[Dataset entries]
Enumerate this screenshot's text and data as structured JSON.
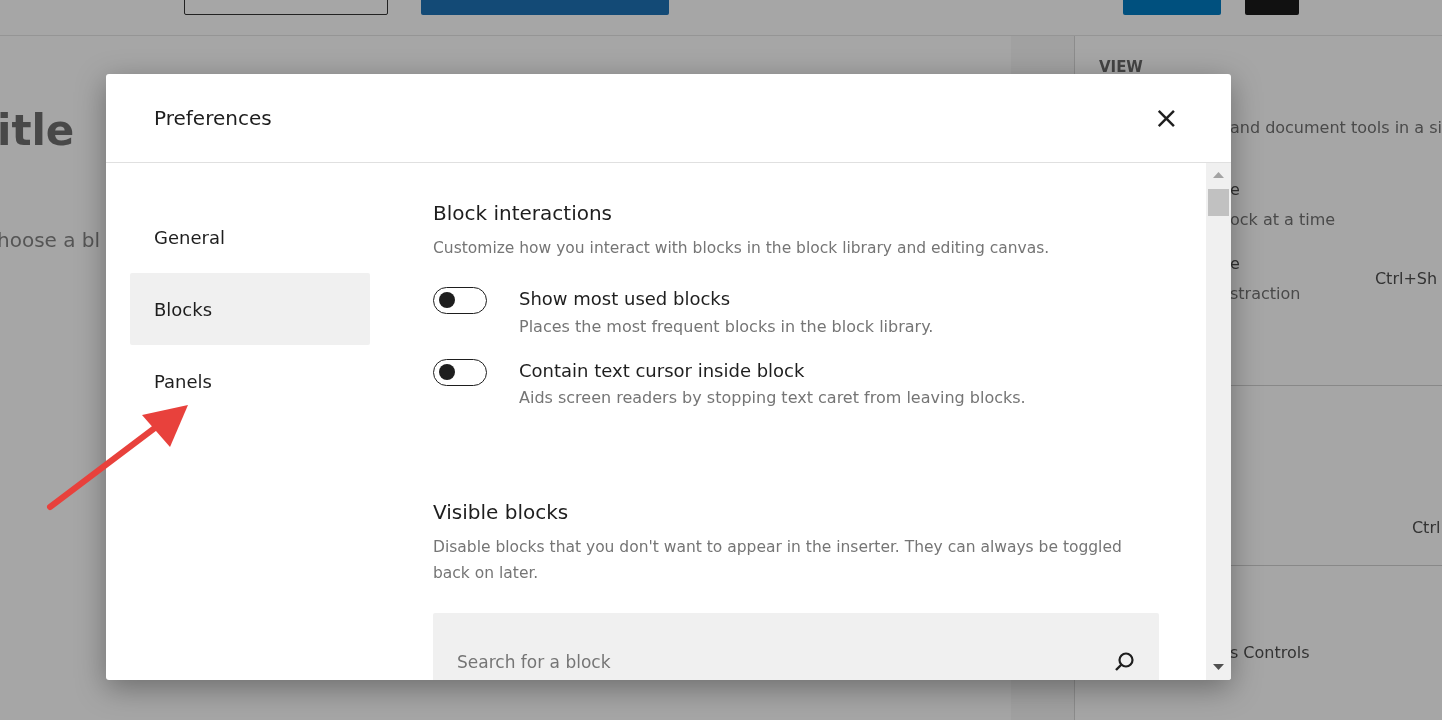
{
  "background": {
    "title_fragment": "itle",
    "prompt_fragment": "hoose a bl",
    "sidebar": {
      "heading": "VIEW",
      "sections": [
        {
          "items": [
            {
              "description": "and document tools in a si"
            },
            {
              "label": "e",
              "description": "ock at a time"
            },
            {
              "label": "e",
              "description": "straction",
              "shortcut": "Ctrl+Sh"
            }
          ]
        },
        {
          "items": [
            {
              "shortcut": "Ctrl"
            }
          ]
        },
        {
          "items": [
            {
              "label": "s Controls"
            }
          ]
        }
      ]
    }
  },
  "dialog": {
    "title": "Preferences",
    "close": "×",
    "tabs": [
      {
        "label": "General",
        "selected": false
      },
      {
        "label": "Blocks",
        "selected": true
      },
      {
        "label": "Panels",
        "selected": false
      }
    ],
    "sections": [
      {
        "title": "Block interactions",
        "description": "Customize how you interact with blocks in the block library and editing canvas.",
        "toggles": [
          {
            "label": "Show most used blocks",
            "help": "Places the most frequent blocks in the block library.",
            "checked": false
          },
          {
            "label": "Contain text cursor inside block",
            "help": "Aids screen readers by stopping text caret from leaving blocks.",
            "checked": false
          }
        ]
      },
      {
        "title": "Visible blocks",
        "description": "Disable blocks that you don't want to appear in the inserter. They can always be toggled back on later.",
        "search": {
          "placeholder": "Search for a block"
        }
      }
    ]
  }
}
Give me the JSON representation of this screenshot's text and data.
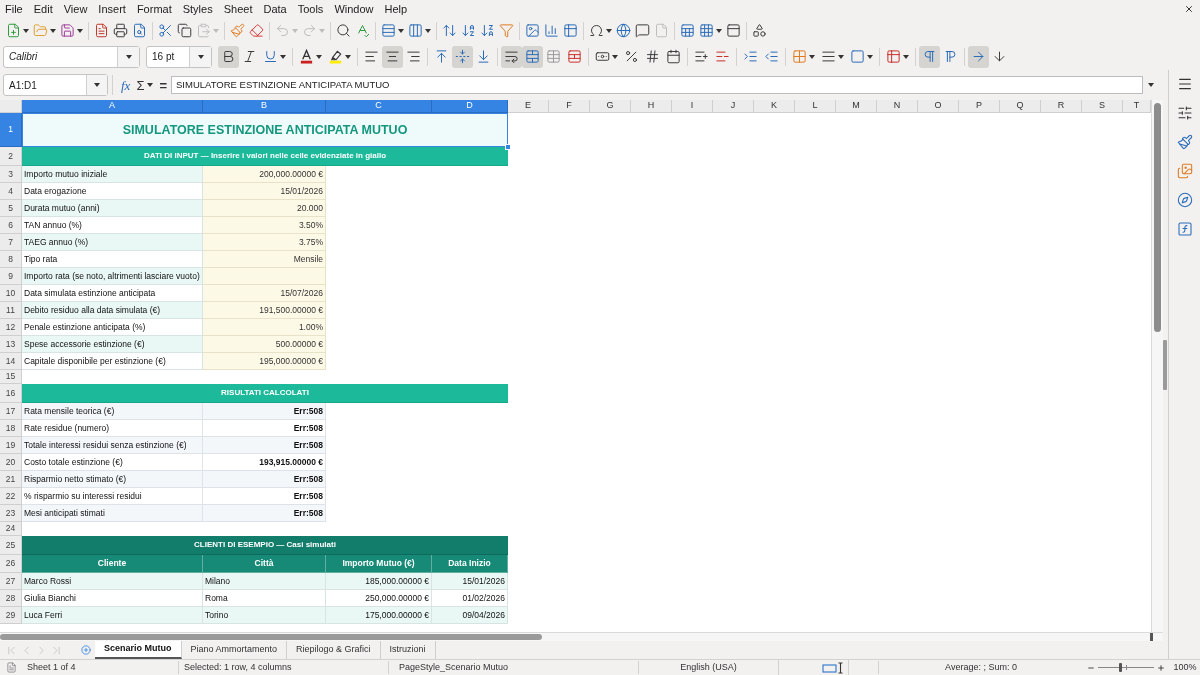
{
  "menu": [
    "File",
    "Edit",
    "View",
    "Insert",
    "Format",
    "Styles",
    "Sheet",
    "Data",
    "Tools",
    "Window",
    "Help"
  ],
  "standard_toolbar": [
    [
      {
        "kind": "new",
        "disabled": false
      },
      {
        "kind": "open",
        "disabled": false
      },
      {
        "kind": "save",
        "disabled": false
      }
    ],
    [
      {
        "kind": "export_pdf",
        "disabled": false
      },
      {
        "kind": "print",
        "disabled": false
      },
      {
        "kind": "print_preview",
        "disabled": false
      }
    ],
    [
      {
        "kind": "cut",
        "disabled": false
      },
      {
        "kind": "copy",
        "disabled": false
      },
      {
        "kind": "paste",
        "disabled": true
      }
    ],
    [
      {
        "kind": "clone",
        "disabled": false
      },
      {
        "kind": "clear",
        "disabled": false
      }
    ],
    [
      {
        "kind": "undo",
        "disabled": true
      },
      {
        "kind": "redo",
        "disabled": true
      }
    ],
    [
      {
        "kind": "find",
        "disabled": false
      },
      {
        "kind": "spelling",
        "disabled": false
      }
    ],
    [
      {
        "kind": "row",
        "disabled": false
      },
      {
        "kind": "column",
        "disabled": false
      }
    ],
    [
      {
        "kind": "sort",
        "disabled": false
      },
      {
        "kind": "sort_ascending",
        "disabled": false
      },
      {
        "kind": "sort_descending",
        "disabled": false
      },
      {
        "kind": "autofilter",
        "disabled": false
      }
    ],
    [
      {
        "kind": "image",
        "disabled": false
      },
      {
        "kind": "chart",
        "disabled": false
      },
      {
        "kind": "pivot_table",
        "disabled": false
      }
    ],
    [
      {
        "kind": "special_character",
        "disabled": false
      },
      {
        "kind": "hyperlink",
        "disabled": false
      },
      {
        "kind": "comment",
        "disabled": false
      },
      {
        "kind": "headers_footers",
        "disabled": true
      }
    ],
    [
      {
        "kind": "print_area",
        "disabled": false
      },
      {
        "kind": "freeze",
        "disabled": false
      },
      {
        "kind": "split",
        "disabled": false
      }
    ],
    [
      {
        "kind": "draw",
        "disabled": false
      }
    ]
  ],
  "format_toolbar": {
    "font_name": "Calibri",
    "font_size": "16 pt",
    "groups": [
      [
        {
          "kind": "bold",
          "on": true
        },
        {
          "kind": "italic",
          "on": false
        },
        {
          "kind": "underline",
          "on": false
        }
      ],
      [
        {
          "kind": "font_color",
          "on": false
        },
        {
          "kind": "highlight",
          "on": false
        }
      ],
      [
        {
          "kind": "align_left",
          "on": false
        },
        {
          "kind": "align_center",
          "on": true
        },
        {
          "kind": "align_right",
          "on": false
        }
      ],
      [
        {
          "kind": "align_top",
          "on": false
        },
        {
          "kind": "align_middle",
          "on": true
        },
        {
          "kind": "align_bottom",
          "on": false
        }
      ],
      [
        {
          "kind": "wrap",
          "on": true
        },
        {
          "kind": "merge_center",
          "on": true
        },
        {
          "kind": "merge",
          "on": false
        },
        {
          "kind": "unmerge",
          "on": false
        }
      ],
      [
        {
          "kind": "currency",
          "on": false
        },
        {
          "kind": "percent",
          "on": false
        },
        {
          "kind": "number",
          "on": false
        },
        {
          "kind": "date",
          "on": false
        }
      ],
      [
        {
          "kind": "add_decimal",
          "on": false
        },
        {
          "kind": "delete_decimal",
          "on": false
        }
      ],
      [
        {
          "kind": "indent_increase",
          "on": false
        },
        {
          "kind": "indent_decrease",
          "on": false
        }
      ],
      [
        {
          "kind": "borders",
          "on": false
        },
        {
          "kind": "border_style",
          "on": false
        },
        {
          "kind": "border_color",
          "on": false
        }
      ],
      [
        {
          "kind": "conditional",
          "on": false
        }
      ],
      [
        {
          "kind": "left_to_right",
          "on": true
        },
        {
          "kind": "right_to_left",
          "on": false
        }
      ],
      [
        {
          "kind": "text_horizontal",
          "on": true
        },
        {
          "kind": "text_vertical",
          "on": false
        }
      ]
    ]
  },
  "formula_bar": {
    "name_box": "A1:D1",
    "buttons": [
      {
        "kind": "function_wizard",
        "text": "fx"
      },
      {
        "kind": "sum",
        "text": "Σ"
      },
      {
        "kind": "formula",
        "text": "="
      }
    ],
    "content": "SIMULATORE ESTINZIONE ANTICIPATA MUTUO"
  },
  "sheet": {
    "columns": [
      {
        "label": "A",
        "selected": true
      },
      {
        "label": "B",
        "selected": true
      },
      {
        "label": "C",
        "selected": true
      },
      {
        "label": "D",
        "selected": true
      },
      {
        "label": "E",
        "selected": false
      },
      {
        "label": "F",
        "selected": false
      },
      {
        "label": "G",
        "selected": false
      },
      {
        "label": "H",
        "selected": false
      },
      {
        "label": "I",
        "selected": false
      },
      {
        "label": "J",
        "selected": false
      },
      {
        "label": "K",
        "selected": false
      },
      {
        "label": "L",
        "selected": false
      },
      {
        "label": "M",
        "selected": false
      },
      {
        "label": "N",
        "selected": false
      },
      {
        "label": "O",
        "selected": false
      },
      {
        "label": "P",
        "selected": false
      },
      {
        "label": "Q",
        "selected": false
      },
      {
        "label": "R",
        "selected": false
      },
      {
        "label": "S",
        "selected": false
      },
      {
        "label": "T",
        "selected": false
      }
    ],
    "rows": [
      {
        "number": "1",
        "selected": true,
        "kind": "title",
        "text": "SIMULATORE ESTINZIONE ANTICIPATA MUTUO"
      },
      {
        "number": "2",
        "selected": false,
        "kind": "section",
        "text": "DATI DI INPUT — Inserire i valori nelle celle evidenziate in giallo"
      },
      {
        "number": "3",
        "selected": false,
        "kind": "input",
        "label": "Importo mutuo iniziale",
        "value": "200,000.00000 €"
      },
      {
        "number": "4",
        "selected": false,
        "kind": "input",
        "label": "Data erogazione",
        "value": "15/01/2026"
      },
      {
        "number": "5",
        "selected": false,
        "kind": "input",
        "label": "Durata mutuo (anni)",
        "value": "20.000"
      },
      {
        "number": "6",
        "selected": false,
        "kind": "input",
        "label": "TAN annuo (%)",
        "value": "3.50%"
      },
      {
        "number": "7",
        "selected": false,
        "kind": "input",
        "label": "TAEG annuo (%)",
        "value": "3.75%"
      },
      {
        "number": "8",
        "selected": false,
        "kind": "input",
        "label": "Tipo rata",
        "value": "Mensile"
      },
      {
        "number": "9",
        "selected": false,
        "kind": "input",
        "label": "Importo rata (se noto, altrimenti lasciare vuoto)"
      },
      {
        "number": "10",
        "selected": false,
        "kind": "input",
        "label": "Data simulata estinzione anticipata",
        "value": "15/07/2026"
      },
      {
        "number": "11",
        "selected": false,
        "kind": "input",
        "label": "Debito residuo alla data simulata (€)",
        "value": "191,500.00000 €"
      },
      {
        "number": "12",
        "selected": false,
        "kind": "input",
        "label": "Penale estinzione anticipata (%)",
        "value": "1.00%"
      },
      {
        "number": "13",
        "selected": false,
        "kind": "input",
        "label": "Spese accessorie estinzione (€)",
        "value": "500.00000 €"
      },
      {
        "number": "14",
        "selected": false,
        "kind": "input",
        "label": "Capitale disponibile per estinzione (€)",
        "value": "195,000.00000 €"
      },
      {
        "number": "15",
        "selected": false,
        "kind": "blank"
      },
      {
        "number": "16",
        "selected": false,
        "kind": "section",
        "text": "RISULTATI CALCOLATI"
      },
      {
        "number": "17",
        "selected": false,
        "kind": "result",
        "label": "Rata mensile teorica (€)",
        "value": "Err:508"
      },
      {
        "number": "18",
        "selected": false,
        "kind": "result",
        "label": "Rate residue (numero)",
        "value": "Err:508"
      },
      {
        "number": "19",
        "selected": false,
        "kind": "result",
        "label": "Totale interessi residui senza estinzione (€)",
        "value": "Err:508"
      },
      {
        "number": "20",
        "selected": false,
        "kind": "result",
        "label": "Costo totale estinzione (€)",
        "value": "193,915.00000 €"
      },
      {
        "number": "21",
        "selected": false,
        "kind": "result",
        "label": "Risparmio netto stimato (€)",
        "value": "Err:508"
      },
      {
        "number": "22",
        "selected": false,
        "kind": "result",
        "label": "% risparmio su interessi residui",
        "value": "Err:508"
      },
      {
        "number": "23",
        "selected": false,
        "kind": "result",
        "label": "Mesi anticipati stimati",
        "value": "Err:508"
      },
      {
        "number": "24",
        "selected": false,
        "kind": "blank"
      },
      {
        "number": "25",
        "selected": false,
        "kind": "table_title",
        "text": "CLIENTI DI ESEMPIO — Casi simulati"
      },
      {
        "number": "26",
        "selected": false,
        "kind": "table_header",
        "cells": [
          "Cliente",
          "Città",
          "Importo Mutuo (€)",
          "Data Inizio"
        ]
      },
      {
        "number": "27",
        "selected": false,
        "kind": "table_row",
        "cells": [
          "Marco Rossi",
          "Milano",
          "185,000.00000 €",
          "15/01/2026"
        ]
      },
      {
        "number": "28",
        "selected": false,
        "kind": "table_row",
        "cells": [
          "Giulia Bianchi",
          "Roma",
          "250,000.00000 €",
          "01/02/2026"
        ]
      },
      {
        "number": "29",
        "selected": false,
        "kind": "table_row",
        "cells": [
          "Luca Ferri",
          "Torino",
          "175,000.00000 €",
          "09/04/2026"
        ]
      }
    ]
  },
  "sheet_tabs": {
    "navigation_disabled": true,
    "tabs": [
      {
        "label": "Scenario Mutuo",
        "selected": true
      },
      {
        "label": "Piano Ammortamento",
        "selected": false
      },
      {
        "label": "Riepilogo & Grafici",
        "selected": false
      },
      {
        "label": "Istruzioni",
        "selected": false
      }
    ]
  },
  "status_bar": {
    "sheet": "Sheet 1 of 4",
    "selection": "Selected: 1 row, 4 columns",
    "page_style": "PageStyle_Scenario Mutuo",
    "language": "English (USA)",
    "summary": "Average: ; Sum: 0",
    "zoom": {
      "level": 0.4,
      "value": "100%"
    }
  }
}
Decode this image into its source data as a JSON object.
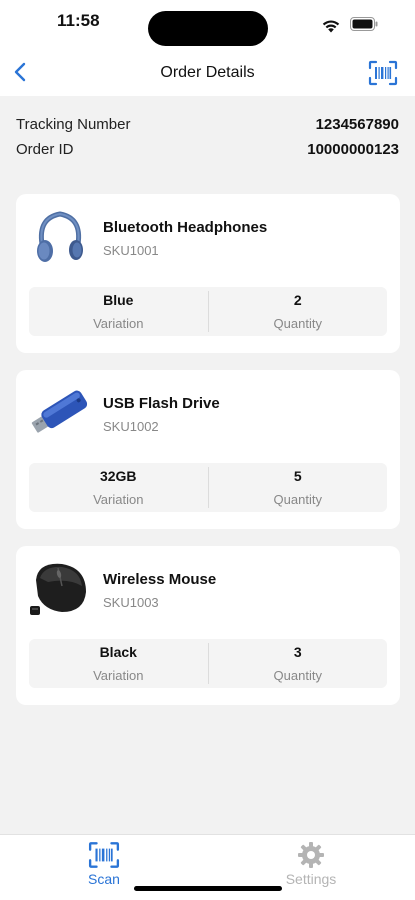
{
  "status_bar": {
    "time": "11:58"
  },
  "nav": {
    "title": "Order Details"
  },
  "order": {
    "tracking_label": "Tracking Number",
    "tracking_value": "1234567890",
    "order_id_label": "Order ID",
    "order_id_value": "10000000123"
  },
  "items": [
    {
      "name": "Bluetooth Headphones",
      "sku": "SKU1001",
      "variation": "Blue",
      "variation_label": "Variation",
      "quantity": "2",
      "quantity_label": "Quantity",
      "image_icon": "headphones"
    },
    {
      "name": "USB Flash Drive",
      "sku": "SKU1002",
      "variation": "32GB",
      "variation_label": "Variation",
      "quantity": "5",
      "quantity_label": "Quantity",
      "image_icon": "usb-drive"
    },
    {
      "name": "Wireless Mouse",
      "sku": "SKU1003",
      "variation": "Black",
      "variation_label": "Variation",
      "quantity": "3",
      "quantity_label": "Quantity",
      "image_icon": "mouse"
    }
  ],
  "tabs": [
    {
      "label": "Scan",
      "icon": "barcode-scan",
      "active": true
    },
    {
      "label": "Settings",
      "icon": "gear",
      "active": false
    }
  ],
  "colors": {
    "accent": "#2a74d6",
    "inactive": "#b4b4b4",
    "background": "#f2f2f2"
  }
}
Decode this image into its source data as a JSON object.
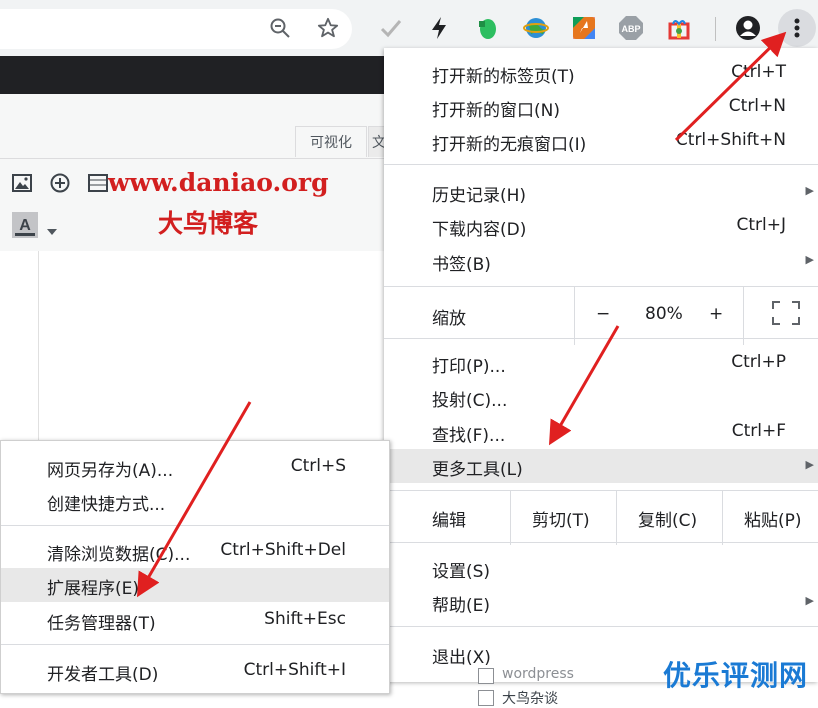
{
  "toolbar": {
    "icons": [
      "zoom-out-icon",
      "star-icon",
      "check-extension-icon",
      "bolt-extension-icon",
      "evernote-extension-icon",
      "globe-extension-icon",
      "drive-extension-icon",
      "abp-extension-icon",
      "gift-extension-icon",
      "profile-icon",
      "kebab-menu-icon"
    ],
    "abp_label": "ABP"
  },
  "editor": {
    "tab_visual": "可视化",
    "tab_text": "文",
    "watermark_url": "www.daniao.org",
    "watermark_name": "大鸟博客",
    "bottom_items": [
      "wordpress",
      "大鸟杂谈"
    ]
  },
  "menu": {
    "new_tab": {
      "label": "打开新的标签页(T)",
      "shortcut": "Ctrl+T"
    },
    "new_window": {
      "label": "打开新的窗口(N)",
      "shortcut": "Ctrl+N"
    },
    "new_incognito": {
      "label": "打开新的无痕窗口(I)",
      "shortcut": "Ctrl+Shift+N"
    },
    "history": {
      "label": "历史记录(H)"
    },
    "downloads": {
      "label": "下载内容(D)",
      "shortcut": "Ctrl+J"
    },
    "bookmarks": {
      "label": "书签(B)"
    },
    "zoom": {
      "label": "缩放",
      "minus": "−",
      "value": "80%",
      "plus": "+"
    },
    "print": {
      "label": "打印(P)...",
      "shortcut": "Ctrl+P"
    },
    "cast": {
      "label": "投射(C)..."
    },
    "find": {
      "label": "查找(F)...",
      "shortcut": "Ctrl+F"
    },
    "more_tools": {
      "label": "更多工具(L)"
    },
    "edit": {
      "label": "编辑",
      "cut": "剪切(T)",
      "copy": "复制(C)",
      "paste": "粘贴(P)"
    },
    "settings": {
      "label": "设置(S)"
    },
    "help": {
      "label": "帮助(E)"
    },
    "exit": {
      "label": "退出(X)"
    }
  },
  "submenu": {
    "save_as": {
      "label": "网页另存为(A)...",
      "shortcut": "Ctrl+S"
    },
    "create_shortcut": {
      "label": "创建快捷方式..."
    },
    "clear_data": {
      "label": "清除浏览数据(C)...",
      "shortcut": "Ctrl+Shift+Del"
    },
    "extensions": {
      "label": "扩展程序(E)"
    },
    "task_manager": {
      "label": "任务管理器(T)",
      "shortcut": "Shift+Esc"
    },
    "dev_tools": {
      "label": "开发者工具(D)",
      "shortcut": "Ctrl+Shift+I"
    }
  },
  "brand_watermark": "优乐评测网",
  "colors": {
    "annotation_arrow": "#e02020",
    "watermark_red": "#d21f1f",
    "brand_blue": "#1a7ad4"
  }
}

What to work on:
Locate the word "screenshot" in the entries, and copy every line where it is found.

Answer to the exercise:
Enumerate this screenshot's text and data as structured JSON.
Give me the JSON representation of this screenshot's text and data.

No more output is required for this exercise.